## begin STORED RECORDS

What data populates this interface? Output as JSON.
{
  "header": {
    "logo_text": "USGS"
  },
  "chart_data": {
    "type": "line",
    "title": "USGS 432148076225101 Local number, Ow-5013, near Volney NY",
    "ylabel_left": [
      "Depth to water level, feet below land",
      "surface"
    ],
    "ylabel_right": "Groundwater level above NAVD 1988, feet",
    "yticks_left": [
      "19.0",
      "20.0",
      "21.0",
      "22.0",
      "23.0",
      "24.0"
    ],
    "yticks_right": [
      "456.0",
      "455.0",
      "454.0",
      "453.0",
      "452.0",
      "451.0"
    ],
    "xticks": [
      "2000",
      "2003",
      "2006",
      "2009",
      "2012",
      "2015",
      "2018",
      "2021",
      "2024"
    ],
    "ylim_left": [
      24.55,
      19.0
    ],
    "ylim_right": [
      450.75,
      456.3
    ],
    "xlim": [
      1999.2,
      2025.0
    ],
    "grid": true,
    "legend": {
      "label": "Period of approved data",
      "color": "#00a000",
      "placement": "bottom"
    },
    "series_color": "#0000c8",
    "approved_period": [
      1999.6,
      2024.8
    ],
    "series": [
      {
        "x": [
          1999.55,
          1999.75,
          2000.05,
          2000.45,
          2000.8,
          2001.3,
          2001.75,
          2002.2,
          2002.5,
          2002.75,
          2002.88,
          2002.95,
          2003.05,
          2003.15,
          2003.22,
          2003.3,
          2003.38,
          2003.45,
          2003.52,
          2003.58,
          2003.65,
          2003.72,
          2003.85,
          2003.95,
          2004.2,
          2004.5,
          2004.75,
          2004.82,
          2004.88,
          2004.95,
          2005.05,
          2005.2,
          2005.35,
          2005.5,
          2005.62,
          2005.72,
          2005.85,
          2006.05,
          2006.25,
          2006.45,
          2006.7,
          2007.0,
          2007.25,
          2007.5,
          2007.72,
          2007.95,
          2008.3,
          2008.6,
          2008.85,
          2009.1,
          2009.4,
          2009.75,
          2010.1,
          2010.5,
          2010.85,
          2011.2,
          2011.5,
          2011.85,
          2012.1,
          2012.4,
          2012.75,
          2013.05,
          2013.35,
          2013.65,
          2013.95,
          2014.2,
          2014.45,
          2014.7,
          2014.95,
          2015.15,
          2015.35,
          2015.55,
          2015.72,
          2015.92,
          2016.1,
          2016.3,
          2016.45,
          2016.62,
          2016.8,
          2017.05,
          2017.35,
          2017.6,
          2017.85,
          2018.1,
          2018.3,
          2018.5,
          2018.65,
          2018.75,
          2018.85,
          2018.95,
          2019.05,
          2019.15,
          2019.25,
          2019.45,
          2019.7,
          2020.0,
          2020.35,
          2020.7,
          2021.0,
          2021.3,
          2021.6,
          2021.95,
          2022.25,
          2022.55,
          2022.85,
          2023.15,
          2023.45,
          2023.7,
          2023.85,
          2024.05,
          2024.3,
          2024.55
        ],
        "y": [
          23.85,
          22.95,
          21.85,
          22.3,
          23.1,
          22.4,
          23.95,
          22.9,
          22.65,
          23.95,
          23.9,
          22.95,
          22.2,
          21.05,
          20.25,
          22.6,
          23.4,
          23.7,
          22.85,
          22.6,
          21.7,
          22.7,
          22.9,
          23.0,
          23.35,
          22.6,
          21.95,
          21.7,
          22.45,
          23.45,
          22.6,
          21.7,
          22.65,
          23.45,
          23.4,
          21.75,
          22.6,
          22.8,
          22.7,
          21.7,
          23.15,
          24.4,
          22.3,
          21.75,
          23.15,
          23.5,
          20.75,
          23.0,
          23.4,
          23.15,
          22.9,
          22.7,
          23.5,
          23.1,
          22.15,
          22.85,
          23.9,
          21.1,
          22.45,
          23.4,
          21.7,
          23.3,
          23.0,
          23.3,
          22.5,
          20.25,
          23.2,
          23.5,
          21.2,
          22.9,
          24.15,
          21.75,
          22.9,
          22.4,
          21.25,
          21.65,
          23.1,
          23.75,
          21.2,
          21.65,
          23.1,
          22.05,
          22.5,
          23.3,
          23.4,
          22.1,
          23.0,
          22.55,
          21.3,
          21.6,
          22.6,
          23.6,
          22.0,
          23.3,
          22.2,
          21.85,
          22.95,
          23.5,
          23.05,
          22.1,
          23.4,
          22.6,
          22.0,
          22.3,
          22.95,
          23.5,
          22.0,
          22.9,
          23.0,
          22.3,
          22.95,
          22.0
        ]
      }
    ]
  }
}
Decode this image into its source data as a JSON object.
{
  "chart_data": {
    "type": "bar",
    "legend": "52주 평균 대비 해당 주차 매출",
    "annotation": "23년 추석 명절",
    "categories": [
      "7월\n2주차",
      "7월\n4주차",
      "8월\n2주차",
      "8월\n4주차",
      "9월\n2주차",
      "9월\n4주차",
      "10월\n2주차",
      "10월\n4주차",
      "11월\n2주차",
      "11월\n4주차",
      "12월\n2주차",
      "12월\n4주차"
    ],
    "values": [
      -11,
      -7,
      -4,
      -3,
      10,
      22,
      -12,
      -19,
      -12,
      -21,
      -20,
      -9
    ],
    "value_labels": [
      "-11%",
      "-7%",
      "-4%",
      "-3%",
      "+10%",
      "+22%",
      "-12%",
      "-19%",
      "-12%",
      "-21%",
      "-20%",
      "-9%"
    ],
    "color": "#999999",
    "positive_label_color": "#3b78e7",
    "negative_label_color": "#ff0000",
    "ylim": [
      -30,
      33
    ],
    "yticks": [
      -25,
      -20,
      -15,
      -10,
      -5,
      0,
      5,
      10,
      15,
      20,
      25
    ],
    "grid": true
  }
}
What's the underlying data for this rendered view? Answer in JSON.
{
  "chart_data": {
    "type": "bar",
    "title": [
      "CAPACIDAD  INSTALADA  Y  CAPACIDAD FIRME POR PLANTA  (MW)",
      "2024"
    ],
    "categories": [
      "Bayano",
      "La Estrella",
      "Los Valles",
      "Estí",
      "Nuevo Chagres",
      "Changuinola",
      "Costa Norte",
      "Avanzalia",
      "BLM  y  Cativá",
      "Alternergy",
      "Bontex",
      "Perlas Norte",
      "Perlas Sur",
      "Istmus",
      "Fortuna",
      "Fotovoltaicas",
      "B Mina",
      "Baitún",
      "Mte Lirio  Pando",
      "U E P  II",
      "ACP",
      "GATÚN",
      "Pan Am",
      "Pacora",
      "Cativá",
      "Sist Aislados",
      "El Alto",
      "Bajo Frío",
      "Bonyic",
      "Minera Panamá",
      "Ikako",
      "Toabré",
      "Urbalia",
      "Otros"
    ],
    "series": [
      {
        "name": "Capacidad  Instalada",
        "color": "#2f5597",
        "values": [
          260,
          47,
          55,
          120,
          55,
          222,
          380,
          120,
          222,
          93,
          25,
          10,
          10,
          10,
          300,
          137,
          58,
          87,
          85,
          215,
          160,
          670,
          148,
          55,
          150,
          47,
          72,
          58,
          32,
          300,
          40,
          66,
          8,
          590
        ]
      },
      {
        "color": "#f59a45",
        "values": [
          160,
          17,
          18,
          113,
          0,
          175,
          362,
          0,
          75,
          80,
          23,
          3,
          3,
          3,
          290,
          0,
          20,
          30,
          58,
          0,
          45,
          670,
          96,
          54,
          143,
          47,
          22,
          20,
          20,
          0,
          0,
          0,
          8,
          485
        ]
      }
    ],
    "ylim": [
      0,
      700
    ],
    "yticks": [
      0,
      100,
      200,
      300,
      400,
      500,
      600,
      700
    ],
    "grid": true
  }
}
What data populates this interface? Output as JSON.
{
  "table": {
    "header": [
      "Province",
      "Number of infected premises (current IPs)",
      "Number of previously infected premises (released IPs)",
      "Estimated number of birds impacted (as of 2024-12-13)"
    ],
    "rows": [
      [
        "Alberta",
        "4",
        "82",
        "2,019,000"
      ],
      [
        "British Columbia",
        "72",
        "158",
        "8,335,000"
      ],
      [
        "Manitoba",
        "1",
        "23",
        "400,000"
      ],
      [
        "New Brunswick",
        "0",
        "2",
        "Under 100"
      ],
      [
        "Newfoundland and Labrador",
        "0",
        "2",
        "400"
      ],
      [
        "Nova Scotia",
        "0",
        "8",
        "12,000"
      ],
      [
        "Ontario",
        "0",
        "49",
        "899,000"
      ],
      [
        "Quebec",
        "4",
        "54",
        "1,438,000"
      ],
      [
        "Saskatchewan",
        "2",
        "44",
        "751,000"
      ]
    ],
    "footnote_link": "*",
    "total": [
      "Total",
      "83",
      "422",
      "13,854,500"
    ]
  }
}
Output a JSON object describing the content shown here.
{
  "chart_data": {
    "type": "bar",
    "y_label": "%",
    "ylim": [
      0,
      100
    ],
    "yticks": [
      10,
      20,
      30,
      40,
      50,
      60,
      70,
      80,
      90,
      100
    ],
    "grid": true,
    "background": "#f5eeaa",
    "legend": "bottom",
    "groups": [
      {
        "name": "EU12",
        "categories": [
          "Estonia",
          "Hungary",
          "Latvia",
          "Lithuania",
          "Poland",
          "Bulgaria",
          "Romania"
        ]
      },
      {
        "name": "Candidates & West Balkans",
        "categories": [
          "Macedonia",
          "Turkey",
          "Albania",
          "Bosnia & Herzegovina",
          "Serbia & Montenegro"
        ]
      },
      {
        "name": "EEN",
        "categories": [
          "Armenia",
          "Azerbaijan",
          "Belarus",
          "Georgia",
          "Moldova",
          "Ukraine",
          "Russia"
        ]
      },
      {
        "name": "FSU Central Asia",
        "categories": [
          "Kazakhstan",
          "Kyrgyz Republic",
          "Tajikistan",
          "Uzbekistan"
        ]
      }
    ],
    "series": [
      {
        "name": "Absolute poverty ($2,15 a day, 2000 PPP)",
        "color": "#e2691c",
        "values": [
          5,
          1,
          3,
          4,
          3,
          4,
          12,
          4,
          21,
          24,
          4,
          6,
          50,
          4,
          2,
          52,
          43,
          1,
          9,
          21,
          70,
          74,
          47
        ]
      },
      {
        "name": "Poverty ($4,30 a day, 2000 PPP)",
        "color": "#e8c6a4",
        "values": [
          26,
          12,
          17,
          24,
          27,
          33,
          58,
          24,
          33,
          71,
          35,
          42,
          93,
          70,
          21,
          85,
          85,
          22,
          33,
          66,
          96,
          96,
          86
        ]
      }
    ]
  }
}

## end STORED RECORDS

# TASK DETAILS:
Find each line holding the word "premises" and copy it.

# WRITTEN RESPONSE:
      "Number of infected premises (current IPs)",
      "Number of previously infected premises (released IPs)",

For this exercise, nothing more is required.